Read the listing and extract each line that includes the word "this".

*ROWS*.
▬▬▬
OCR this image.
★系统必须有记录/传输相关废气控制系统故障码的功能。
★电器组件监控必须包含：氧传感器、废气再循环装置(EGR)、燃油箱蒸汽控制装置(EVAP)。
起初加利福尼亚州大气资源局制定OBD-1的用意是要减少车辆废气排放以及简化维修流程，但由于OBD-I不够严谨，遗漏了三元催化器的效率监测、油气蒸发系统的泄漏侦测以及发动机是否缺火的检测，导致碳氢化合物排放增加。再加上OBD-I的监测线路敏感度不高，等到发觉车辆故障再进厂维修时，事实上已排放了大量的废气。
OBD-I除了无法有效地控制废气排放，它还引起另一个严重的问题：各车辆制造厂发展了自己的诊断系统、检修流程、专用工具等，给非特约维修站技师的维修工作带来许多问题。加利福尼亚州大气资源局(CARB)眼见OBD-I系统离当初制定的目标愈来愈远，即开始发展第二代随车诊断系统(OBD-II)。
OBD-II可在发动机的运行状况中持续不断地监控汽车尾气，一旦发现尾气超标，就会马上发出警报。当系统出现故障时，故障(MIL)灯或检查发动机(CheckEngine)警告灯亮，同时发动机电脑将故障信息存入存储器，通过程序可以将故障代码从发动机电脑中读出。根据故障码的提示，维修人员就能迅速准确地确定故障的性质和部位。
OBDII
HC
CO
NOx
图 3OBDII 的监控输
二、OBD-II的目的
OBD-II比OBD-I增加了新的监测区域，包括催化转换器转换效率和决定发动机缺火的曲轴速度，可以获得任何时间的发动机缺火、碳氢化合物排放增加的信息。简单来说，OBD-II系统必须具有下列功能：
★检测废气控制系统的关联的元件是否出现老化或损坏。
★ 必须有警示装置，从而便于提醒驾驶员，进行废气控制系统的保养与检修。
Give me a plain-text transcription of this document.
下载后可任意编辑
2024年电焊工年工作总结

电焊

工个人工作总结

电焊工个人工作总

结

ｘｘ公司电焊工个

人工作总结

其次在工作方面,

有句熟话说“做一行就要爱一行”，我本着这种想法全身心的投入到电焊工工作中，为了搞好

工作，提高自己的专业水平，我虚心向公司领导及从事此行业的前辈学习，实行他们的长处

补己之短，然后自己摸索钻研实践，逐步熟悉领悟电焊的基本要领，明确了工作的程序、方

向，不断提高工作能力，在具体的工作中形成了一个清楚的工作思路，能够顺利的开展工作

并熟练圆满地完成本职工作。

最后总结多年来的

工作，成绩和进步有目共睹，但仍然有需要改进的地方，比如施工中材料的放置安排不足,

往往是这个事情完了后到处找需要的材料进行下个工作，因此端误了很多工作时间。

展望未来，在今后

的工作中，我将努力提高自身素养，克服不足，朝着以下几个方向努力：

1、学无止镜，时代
▬▬▬
*WRITTEN RESPONSE*.
OCR this image.
Give me a plain-text transcription of this document.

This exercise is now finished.